- Given instruction:
Exactly as they appear, output all of the records. Skip any images.

—————

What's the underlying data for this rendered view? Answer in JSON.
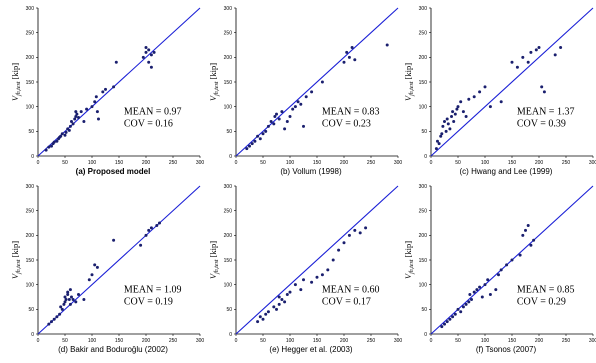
{
  "figure": {
    "ylabel_symbol": "V",
    "ylabel_subscript": "jh,test",
    "ylabel_unit": "[kip]"
  },
  "chart_data": [
    {
      "type": "scatter",
      "title": "(a) Proposed model",
      "caption_bold": true,
      "xlim": [
        0,
        300
      ],
      "ylim": [
        0,
        300
      ],
      "xticks": [
        0,
        50,
        100,
        150,
        200,
        250,
        300
      ],
      "yticks": [
        0,
        50,
        100,
        150,
        200,
        250,
        300
      ],
      "grid": false,
      "reference_line": "y = x",
      "mean_label": "MEAN = 0.97",
      "cov_label": "COV   = 0.16",
      "marker_color": "#1a1f6e",
      "line_color": "#1a1fd6",
      "x": [
        15,
        20,
        25,
        28,
        30,
        35,
        38,
        40,
        42,
        45,
        50,
        52,
        55,
        58,
        60,
        62,
        65,
        68,
        70,
        70,
        72,
        75,
        80,
        85,
        90,
        100,
        105,
        108,
        110,
        112,
        120,
        125,
        140,
        145,
        195,
        200,
        200,
        205,
        205,
        210,
        210,
        215
      ],
      "y": [
        12,
        18,
        20,
        25,
        28,
        30,
        35,
        38,
        40,
        45,
        42,
        48,
        55,
        52,
        60,
        70,
        65,
        75,
        80,
        90,
        85,
        78,
        90,
        70,
        95,
        100,
        110,
        120,
        90,
        75,
        130,
        135,
        140,
        190,
        200,
        220,
        210,
        190,
        215,
        180,
        205,
        210
      ]
    },
    {
      "type": "scatter",
      "title": "(b) Vollum (1998)",
      "caption_bold": false,
      "xlim": [
        0,
        300
      ],
      "ylim": [
        0,
        300
      ],
      "xticks": [
        0,
        50,
        100,
        150,
        200,
        250,
        300
      ],
      "yticks": [
        0,
        50,
        100,
        150,
        200,
        250,
        300
      ],
      "grid": false,
      "reference_line": "y = x",
      "mean_label": "MEAN = 0.83",
      "cov_label": "COV   = 0.23",
      "marker_color": "#1a1f6e",
      "line_color": "#1a1fd6",
      "x": [
        20,
        25,
        30,
        35,
        40,
        45,
        50,
        55,
        60,
        65,
        70,
        72,
        75,
        80,
        85,
        90,
        95,
        100,
        105,
        110,
        115,
        120,
        125,
        130,
        140,
        160,
        200,
        205,
        210,
        215,
        220,
        280
      ],
      "y": [
        15,
        20,
        25,
        30,
        40,
        35,
        45,
        50,
        60,
        70,
        65,
        80,
        85,
        75,
        90,
        55,
        70,
        80,
        95,
        100,
        110,
        105,
        60,
        120,
        130,
        150,
        190,
        210,
        200,
        220,
        195,
        225
      ]
    },
    {
      "type": "scatter",
      "title": "(c) Hwang and Lee (1999)",
      "caption_bold": false,
      "xlim": [
        0,
        300
      ],
      "ylim": [
        0,
        300
      ],
      "xticks": [
        0,
        50,
        100,
        150,
        200,
        250,
        300
      ],
      "yticks": [
        0,
        50,
        100,
        150,
        200,
        250,
        300
      ],
      "grid": false,
      "reference_line": "y = x",
      "mean_label": "MEAN = 1.37",
      "cov_label": "COV   = 0.39",
      "marker_color": "#1a1f6e",
      "line_color": "#1a1fd6",
      "x": [
        10,
        12,
        15,
        18,
        20,
        22,
        25,
        28,
        30,
        32,
        35,
        38,
        40,
        42,
        45,
        48,
        50,
        55,
        60,
        65,
        70,
        80,
        90,
        100,
        110,
        130,
        150,
        160,
        170,
        180,
        185,
        195,
        200,
        205,
        210,
        230,
        240
      ],
      "y": [
        15,
        30,
        25,
        40,
        45,
        60,
        70,
        50,
        75,
        65,
        55,
        80,
        90,
        70,
        85,
        95,
        100,
        110,
        90,
        80,
        115,
        120,
        130,
        140,
        100,
        110,
        190,
        180,
        200,
        190,
        210,
        215,
        220,
        140,
        130,
        205,
        220
      ]
    },
    {
      "type": "scatter",
      "title": "(d) Bakir and Boduroğlu (2002)",
      "caption_bold": false,
      "xlim": [
        0,
        300
      ],
      "ylim": [
        0,
        300
      ],
      "xticks": [
        0,
        50,
        100,
        150,
        200,
        250,
        300
      ],
      "yticks": [
        0,
        50,
        100,
        150,
        200,
        250,
        300
      ],
      "grid": false,
      "reference_line": "y = x",
      "mean_label": "MEAN = 1.09",
      "cov_label": "COV   = 0.19",
      "marker_color": "#1a1f6e",
      "line_color": "#1a1fd6",
      "x": [
        20,
        25,
        30,
        35,
        40,
        42,
        45,
        48,
        50,
        50,
        52,
        55,
        55,
        58,
        60,
        60,
        62,
        65,
        70,
        75,
        85,
        95,
        100,
        105,
        110,
        140,
        190,
        200,
        205,
        210,
        220,
        225
      ],
      "y": [
        20,
        25,
        30,
        35,
        40,
        55,
        50,
        60,
        65,
        75,
        70,
        85,
        80,
        70,
        60,
        90,
        75,
        70,
        65,
        80,
        70,
        110,
        120,
        140,
        135,
        190,
        180,
        200,
        210,
        215,
        220,
        225
      ]
    },
    {
      "type": "scatter",
      "title": "(e) Hegger et al. (2003)",
      "caption_bold": false,
      "xlim": [
        0,
        300
      ],
      "ylim": [
        0,
        300
      ],
      "xticks": [
        0,
        50,
        100,
        150,
        200,
        250,
        300
      ],
      "yticks": [
        0,
        50,
        100,
        150,
        200,
        250,
        300
      ],
      "grid": false,
      "reference_line": "y = x",
      "mean_label": "MEAN = 0.60",
      "cov_label": "COV   = 0.17",
      "marker_color": "#1a1f6e",
      "line_color": "#1a1fd6",
      "x": [
        40,
        45,
        50,
        55,
        60,
        70,
        75,
        80,
        80,
        85,
        90,
        95,
        100,
        110,
        120,
        125,
        140,
        150,
        160,
        170,
        180,
        190,
        200,
        210,
        220,
        230,
        240
      ],
      "y": [
        25,
        35,
        30,
        40,
        45,
        55,
        50,
        60,
        75,
        70,
        65,
        80,
        85,
        100,
        90,
        110,
        105,
        115,
        120,
        130,
        150,
        170,
        185,
        200,
        210,
        205,
        215
      ]
    },
    {
      "type": "scatter",
      "title": "(f) Tsonos (2007)",
      "caption_bold": false,
      "xlim": [
        0,
        300
      ],
      "ylim": [
        0,
        300
      ],
      "xticks": [
        0,
        50,
        100,
        150,
        200,
        250,
        300
      ],
      "yticks": [
        0,
        50,
        100,
        150,
        200,
        250,
        300
      ],
      "grid": false,
      "reference_line": "y = x",
      "mean_label": "MEAN = 0.85",
      "cov_label": "COV   = 0.29",
      "marker_color": "#1a1f6e",
      "line_color": "#1a1fd6",
      "x": [
        20,
        25,
        30,
        35,
        40,
        45,
        50,
        55,
        60,
        65,
        70,
        72,
        75,
        80,
        85,
        90,
        95,
        100,
        105,
        110,
        120,
        125,
        130,
        140,
        150,
        165,
        170,
        175,
        180,
        185,
        190
      ],
      "y": [
        15,
        20,
        25,
        30,
        35,
        40,
        50,
        45,
        55,
        60,
        65,
        80,
        70,
        85,
        90,
        95,
        75,
        100,
        110,
        80,
        90,
        120,
        130,
        140,
        150,
        160,
        200,
        210,
        220,
        180,
        190
      ]
    }
  ]
}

—————

- Result:
What's the underlying data for this rendered view? Answer in JSON.
{
  "figure": {
    "ylabel_symbol": "V",
    "ylabel_subscript": "jh,test",
    "ylabel_unit": "[kip]"
  },
  "chart_data": [
    {
      "type": "scatter",
      "title": "(a) Proposed model",
      "caption_bold": true,
      "xlim": [
        0,
        300
      ],
      "ylim": [
        0,
        300
      ],
      "xticks": [
        0,
        50,
        100,
        150,
        200,
        250,
        300
      ],
      "yticks": [
        0,
        50,
        100,
        150,
        200,
        250,
        300
      ],
      "grid": false,
      "reference_line": "y = x",
      "mean_label": "MEAN = 0.97",
      "cov_label": "COV   = 0.16",
      "marker_color": "#1a1f6e",
      "line_color": "#1a1fd6",
      "x": [
        15,
        20,
        25,
        28,
        30,
        35,
        38,
        40,
        42,
        45,
        50,
        52,
        55,
        58,
        60,
        62,
        65,
        68,
        70,
        70,
        72,
        75,
        80,
        85,
        90,
        100,
        105,
        108,
        110,
        112,
        120,
        125,
        140,
        145,
        195,
        200,
        200,
        205,
        205,
        210,
        210,
        215
      ],
      "y": [
        12,
        18,
        20,
        25,
        28,
        30,
        35,
        38,
        40,
        45,
        42,
        48,
        55,
        52,
        60,
        70,
        65,
        75,
        80,
        90,
        85,
        78,
        90,
        70,
        95,
        100,
        110,
        120,
        90,
        75,
        130,
        135,
        140,
        190,
        200,
        220,
        210,
        190,
        215,
        180,
        205,
        210
      ]
    },
    {
      "type": "scatter",
      "title": "(b) Vollum (1998)",
      "caption_bold": false,
      "xlim": [
        0,
        300
      ],
      "ylim": [
        0,
        300
      ],
      "xticks": [
        0,
        50,
        100,
        150,
        200,
        250,
        300
      ],
      "yticks": [
        0,
        50,
        100,
        150,
        200,
        250,
        300
      ],
      "grid": false,
      "reference_line": "y = x",
      "mean_label": "MEAN = 0.83",
      "cov_label": "COV   = 0.23",
      "marker_color": "#1a1f6e",
      "line_color": "#1a1fd6",
      "x": [
        20,
        25,
        30,
        35,
        40,
        45,
        50,
        55,
        60,
        65,
        70,
        72,
        75,
        80,
        85,
        90,
        95,
        100,
        105,
        110,
        115,
        120,
        125,
        130,
        140,
        160,
        200,
        205,
        210,
        215,
        220,
        280
      ],
      "y": [
        15,
        20,
        25,
        30,
        40,
        35,
        45,
        50,
        60,
        70,
        65,
        80,
        85,
        75,
        90,
        55,
        70,
        80,
        95,
        100,
        110,
        105,
        60,
        120,
        130,
        150,
        190,
        210,
        200,
        220,
        195,
        225
      ]
    },
    {
      "type": "scatter",
      "title": "(c) Hwang and Lee (1999)",
      "caption_bold": false,
      "xlim": [
        0,
        300
      ],
      "ylim": [
        0,
        300
      ],
      "xticks": [
        0,
        50,
        100,
        150,
        200,
        250,
        300
      ],
      "yticks": [
        0,
        50,
        100,
        150,
        200,
        250,
        300
      ],
      "grid": false,
      "reference_line": "y = x",
      "mean_label": "MEAN = 1.37",
      "cov_label": "COV   = 0.39",
      "marker_color": "#1a1f6e",
      "line_color": "#1a1fd6",
      "x": [
        10,
        12,
        15,
        18,
        20,
        22,
        25,
        28,
        30,
        32,
        35,
        38,
        40,
        42,
        45,
        48,
        50,
        55,
        60,
        65,
        70,
        80,
        90,
        100,
        110,
        130,
        150,
        160,
        170,
        180,
        185,
        195,
        200,
        205,
        210,
        230,
        240
      ],
      "y": [
        15,
        30,
        25,
        40,
        45,
        60,
        70,
        50,
        75,
        65,
        55,
        80,
        90,
        70,
        85,
        95,
        100,
        110,
        90,
        80,
        115,
        120,
        130,
        140,
        100,
        110,
        190,
        180,
        200,
        190,
        210,
        215,
        220,
        140,
        130,
        205,
        220
      ]
    },
    {
      "type": "scatter",
      "title": "(d) Bakir and Boduroğlu (2002)",
      "caption_bold": false,
      "xlim": [
        0,
        300
      ],
      "ylim": [
        0,
        300
      ],
      "xticks": [
        0,
        50,
        100,
        150,
        200,
        250,
        300
      ],
      "yticks": [
        0,
        50,
        100,
        150,
        200,
        250,
        300
      ],
      "grid": false,
      "reference_line": "y = x",
      "mean_label": "MEAN = 1.09",
      "cov_label": "COV   = 0.19",
      "marker_color": "#1a1f6e",
      "line_color": "#1a1fd6",
      "x": [
        20,
        25,
        30,
        35,
        40,
        42,
        45,
        48,
        50,
        50,
        52,
        55,
        55,
        58,
        60,
        60,
        62,
        65,
        70,
        75,
        85,
        95,
        100,
        105,
        110,
        140,
        190,
        200,
        205,
        210,
        220,
        225
      ],
      "y": [
        20,
        25,
        30,
        35,
        40,
        55,
        50,
        60,
        65,
        75,
        70,
        85,
        80,
        70,
        60,
        90,
        75,
        70,
        65,
        80,
        70,
        110,
        120,
        140,
        135,
        190,
        180,
        200,
        210,
        215,
        220,
        225
      ]
    },
    {
      "type": "scatter",
      "title": "(e) Hegger et al. (2003)",
      "caption_bold": false,
      "xlim": [
        0,
        300
      ],
      "ylim": [
        0,
        300
      ],
      "xticks": [
        0,
        50,
        100,
        150,
        200,
        250,
        300
      ],
      "yticks": [
        0,
        50,
        100,
        150,
        200,
        250,
        300
      ],
      "grid": false,
      "reference_line": "y = x",
      "mean_label": "MEAN = 0.60",
      "cov_label": "COV   = 0.17",
      "marker_color": "#1a1f6e",
      "line_color": "#1a1fd6",
      "x": [
        40,
        45,
        50,
        55,
        60,
        70,
        75,
        80,
        80,
        85,
        90,
        95,
        100,
        110,
        120,
        125,
        140,
        150,
        160,
        170,
        180,
        190,
        200,
        210,
        220,
        230,
        240
      ],
      "y": [
        25,
        35,
        30,
        40,
        45,
        55,
        50,
        60,
        75,
        70,
        65,
        80,
        85,
        100,
        90,
        110,
        105,
        115,
        120,
        130,
        150,
        170,
        185,
        200,
        210,
        205,
        215
      ]
    },
    {
      "type": "scatter",
      "title": "(f) Tsonos (2007)",
      "caption_bold": false,
      "xlim": [
        0,
        300
      ],
      "ylim": [
        0,
        300
      ],
      "xticks": [
        0,
        50,
        100,
        150,
        200,
        250,
        300
      ],
      "yticks": [
        0,
        50,
        100,
        150,
        200,
        250,
        300
      ],
      "grid": false,
      "reference_line": "y = x",
      "mean_label": "MEAN = 0.85",
      "cov_label": "COV   = 0.29",
      "marker_color": "#1a1f6e",
      "line_color": "#1a1fd6",
      "x": [
        20,
        25,
        30,
        35,
        40,
        45,
        50,
        55,
        60,
        65,
        70,
        72,
        75,
        80,
        85,
        90,
        95,
        100,
        105,
        110,
        120,
        125,
        130,
        140,
        150,
        165,
        170,
        175,
        180,
        185,
        190
      ],
      "y": [
        15,
        20,
        25,
        30,
        35,
        40,
        50,
        45,
        55,
        60,
        65,
        80,
        70,
        85,
        90,
        95,
        75,
        100,
        110,
        80,
        90,
        120,
        130,
        140,
        150,
        160,
        200,
        210,
        220,
        180,
        190
      ]
    }
  ]
}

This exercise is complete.